>> BEGIN Material provided
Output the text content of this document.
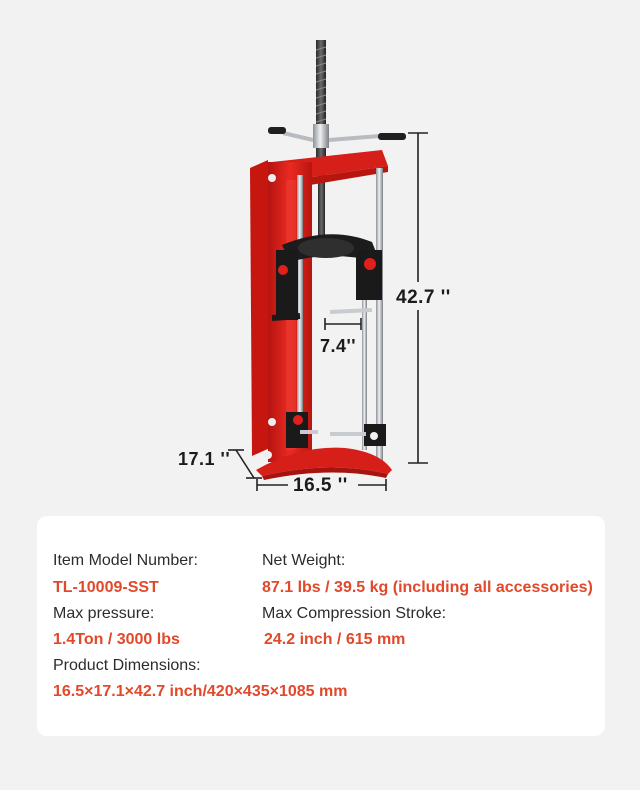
42.7 ''
16.5 ''
17.1 ''
7.4''
Item Model Number:
TL-10009-SST
Net Weight:
87.1 lbs / 39.5 kg (including all accessories)
Max pressure:
1.4Ton / 3000 lbs
Max Compression Stroke:
24.2 inch / 615 mm
Product Dimensions:
16.5×17.1×42.7 inch/420×435×1085 mm
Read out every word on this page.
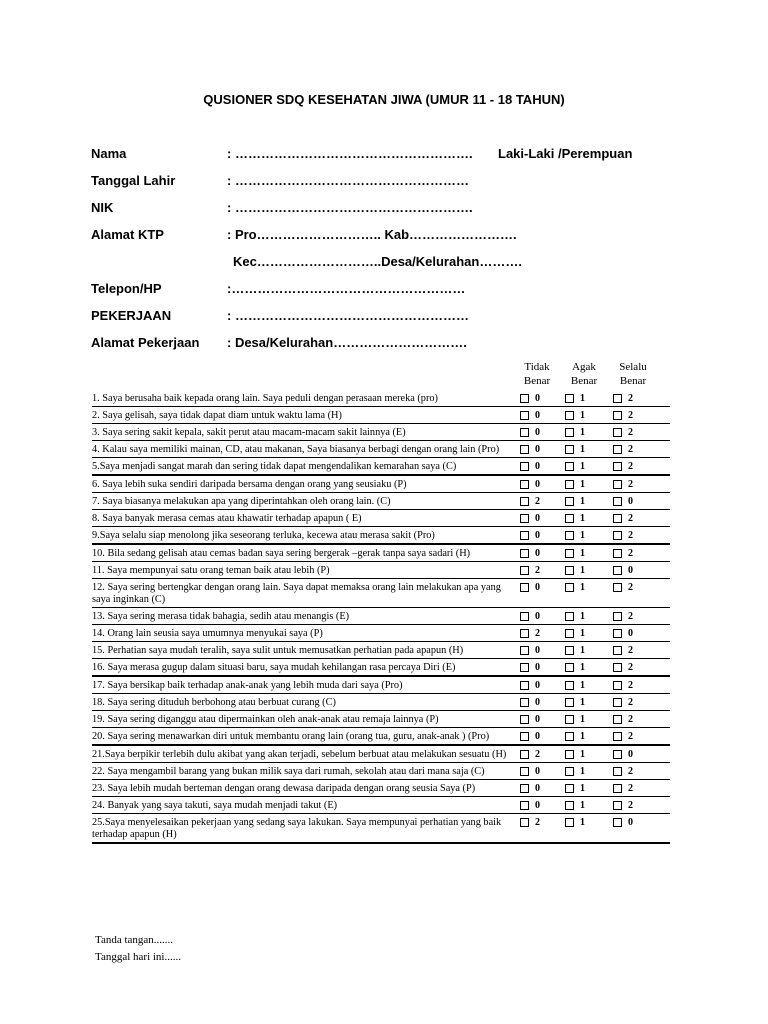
QUSIONER SDQ KESEHATAN JIWA (UMUR 11 - 18 TAHUN)
Laki-Laki /Perempuan
Nama	: ……………………………………………….
Tanggal Lahir	: ………………………………………………
NIK	: ……………………………………………….
Alamat KTP	: Pro……………………….. Kab…………………….
Kec………………………..Desa/Kelurahan……….
Telepon/HP	:………………………………………………
PEKERJAAN	: ………………………………………………
Alamat Pekerjaan : Desa/Kelurahan………………………….
Tidak Benar
Agak Benar
Selalu Benar
1. Saya berusaha baik kepada orang lain. Saya peduli dengan perasaan mereka (pro)	0	1	2
2. Saya gelisah, saya tidak dapat diam untuk waktu lama (H)	0	1	2
3. Saya sering sakit kepala, sakit perut atau macam-macam sakit lainnya (E)	0	1	2
4. Kalau saya memiliki mainan, CD, atau makanan, Saya biasanya berbagi dengan orang lain (Pro)	0	1	2
5.Saya menjadi sangat marah dan sering tidak dapat mengendalikan kemarahan saya (C)	0	1	2
6. Saya lebih suka sendiri daripada bersama dengan orang yang seusiaku (P)	0	1	2
7. Saya biasanya melakukan apa yang diperintahkan oleh orang lain. (C)	2	1	0
8. Saya banyak merasa cemas atau khawatir terhadap apapun ( E)	0	1	2
9.Saya selalu siap menolong jika seseorang terluka, kecewa atau merasa sakit (Pro)	0	1	2
10. Bila sedang gelisah atau cemas badan saya sering bergerak –gerak tanpa saya sadari (H)	0	1	2
11. Saya mempunyai satu orang teman baik atau lebih (P)	2	1	0
12. Saya sering bertengkar dengan orang lain. Saya dapat memaksa orang lain melakukan apa yang saya inginkan (C)
0	1	2
13. Saya sering merasa tidak bahagia, sedih atau menangis (E)	0	1	2
14. Orang lain seusia saya umumnya menyukai saya (P)	2	1	0
15. Perhatian saya mudah teralih, saya sulit untuk memusatkan perhatian pada apapun (H)	0	1	2
16. Saya merasa gugup dalam situasi baru, saya mudah kehilangan rasa percaya Diri (E)	0	1	2
17. Saya bersikap baik terhadap anak-anak yang lebih muda dari saya (Pro)	0	1	2
18. Saya sering dituduh berbohong atau berbuat curang (C)	0	1	2
19. Saya sering diganggu atau dipermainkan oleh anak-anak atau remaja lainnya (P)	0	1	2
20. Saya sering menawarkan diri untuk membantu orang lain (orang tua, guru, anak-anak ) (Pro)	0	1	2
21.Saya berpikir terlebih dulu akibat yang akan terjadi, sebelum berbuat atau melakukan sesuatu (H)	2	1	0
22. Saya mengambil barang yang bukan milik saya dari rumah, sekolah atau dari mana saja (C)	0	1	2
23. Saya lebih mudah berteman dengan orang dewasa daripada dengan orang seusia Saya (P)	0	1	2
24. Banyak yang saya takuti, saya mudah menjadi takut (E)	0	1	2
25.Saya menyelesaikan pekerjaan yang sedang saya lakukan. Saya mempunyai perhatian yang baik terhadap apapun (H)
2	1	0
Tanda tangan.......
Tanggal hari ini......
>> END Material provided
• _Exercise directions_: Reproduce all of the material above word for word. Omit the pictures.

• _Response to this exercise_:
Output the text content of this document.
42.7 ''
16.5 ''
17.1 ''
7.4''
Item Model Number:
TL-10009-SST
Net Weight:
87.1 lbs / 39.5 kg (including all accessories)
Max pressure:
1.4Ton / 3000 lbs
Max Compression Stroke:
24.2 inch / 615 mm
Product Dimensions:
16.5×17.1×42.7 inch/420×435×1085 mm
Read out every word on this page.
QUSIONER SDQ KESEHATAN JIWA (UMUR 11 - 18 TAHUN)
Laki-Laki /Perempuan
Nama	: ……………………………………………….
Tanggal Lahir	: ………………………………………………
NIK	: ……………………………………………….
Alamat KTP	: Pro……………………….. Kab…………………….
Kec………………………..Desa/Kelurahan……….
Telepon/HP	:………………………………………………
PEKERJAAN	: ………………………………………………
Alamat Pekerjaan : Desa/Kelurahan………………………….
Tidak Benar
Agak Benar
Selalu Benar
1. Saya berusaha baik kepada orang lain. Saya peduli dengan perasaan mereka (pro)	0	1	2
2. Saya gelisah, saya tidak dapat diam untuk waktu lama (H)	0	1	2
3. Saya sering sakit kepala, sakit perut atau macam-macam sakit lainnya (E)	0	1	2
4. Kalau saya memiliki mainan, CD, atau makanan, Saya biasanya berbagi dengan orang lain (Pro)	0	1	2
5.Saya menjadi sangat marah dan sering tidak dapat mengendalikan kemarahan saya (C)	0	1	2
6. Saya lebih suka sendiri daripada bersama dengan orang yang seusiaku (P)	0	1	2
7. Saya biasanya melakukan apa yang diperintahkan oleh orang lain. (C)	2	1	0
8. Saya banyak merasa cemas atau khawatir terhadap apapun ( E)	0	1	2
9.Saya selalu siap menolong jika seseorang terluka, kecewa atau merasa sakit (Pro)	0	1	2
10. Bila sedang gelisah atau cemas badan saya sering bergerak –gerak tanpa saya sadari (H)	0	1	2
11. Saya mempunyai satu orang teman baik atau lebih (P)	2	1	0
12. Saya sering bertengkar dengan orang lain. Saya dapat memaksa orang lain melakukan apa yang saya inginkan (C)
0	1	2
13. Saya sering merasa tidak bahagia, sedih atau menangis (E)	0	1	2
14. Orang lain seusia saya umumnya menyukai saya (P)	2	1	0
15. Perhatian saya mudah teralih, saya sulit untuk memusatkan perhatian pada apapun (H)	0	1	2
16. Saya merasa gugup dalam situasi baru, saya mudah kehilangan rasa percaya Diri (E)	0	1	2
17. Saya bersikap baik terhadap anak-anak yang lebih muda dari saya (Pro)	0	1	2
18. Saya sering dituduh berbohong atau berbuat curang (C)	0	1	2
19. Saya sering diganggu atau dipermainkan oleh anak-anak atau remaja lainnya (P)	0	1	2
20. Saya sering menawarkan diri untuk membantu orang lain (orang tua, guru, anak-anak ) (Pro)	0	1	2
21.Saya berpikir terlebih dulu akibat yang akan terjadi, sebelum berbuat atau melakukan sesuatu (H)	2	1	0
22. Saya mengambil barang yang bukan milik saya dari rumah, sekolah atau dari mana saja (C)	0	1	2
23. Saya lebih mudah berteman dengan orang dewasa daripada dengan orang seusia Saya (P)	0	1	2
24. Banyak yang saya takuti, saya mudah menjadi takut (E)	0	1	2
25.Saya menyelesaikan pekerjaan yang sedang saya lakukan. Saya mempunyai perhatian yang baik terhadap apapun (H)
2	1	0
Tanda tangan.......
Tanggal hari ini......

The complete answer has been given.